Exercise instructions >>
Among the entries, which lines carry the string "社員同士の座談会で率直な話が聞けた"? Copy each of them.

### Input data ###

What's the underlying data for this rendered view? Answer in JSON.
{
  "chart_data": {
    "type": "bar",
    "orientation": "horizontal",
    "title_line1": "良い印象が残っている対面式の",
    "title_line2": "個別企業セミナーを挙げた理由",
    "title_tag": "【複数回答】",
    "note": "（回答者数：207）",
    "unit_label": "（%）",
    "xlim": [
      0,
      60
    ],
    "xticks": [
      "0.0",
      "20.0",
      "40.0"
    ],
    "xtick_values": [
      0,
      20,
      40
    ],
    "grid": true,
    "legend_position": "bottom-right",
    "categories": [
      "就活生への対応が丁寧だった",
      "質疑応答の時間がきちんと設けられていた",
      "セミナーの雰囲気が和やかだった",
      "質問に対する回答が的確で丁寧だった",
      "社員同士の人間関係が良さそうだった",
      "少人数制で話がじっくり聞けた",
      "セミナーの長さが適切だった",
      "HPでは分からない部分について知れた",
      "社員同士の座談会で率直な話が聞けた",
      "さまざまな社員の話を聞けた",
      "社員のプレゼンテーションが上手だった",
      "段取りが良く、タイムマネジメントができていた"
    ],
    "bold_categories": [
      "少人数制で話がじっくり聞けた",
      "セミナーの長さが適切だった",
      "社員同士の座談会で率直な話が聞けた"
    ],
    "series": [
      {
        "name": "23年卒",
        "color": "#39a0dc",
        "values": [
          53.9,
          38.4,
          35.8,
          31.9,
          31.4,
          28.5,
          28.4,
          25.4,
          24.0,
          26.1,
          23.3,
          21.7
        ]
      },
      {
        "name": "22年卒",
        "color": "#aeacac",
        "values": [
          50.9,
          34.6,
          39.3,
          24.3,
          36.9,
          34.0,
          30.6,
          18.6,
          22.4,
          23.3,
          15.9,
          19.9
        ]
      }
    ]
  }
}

###

Correct output >>
      "社員同士の座談会で率直な話が聞けた",
      "社員同士の座談会で率直な話が聞けた"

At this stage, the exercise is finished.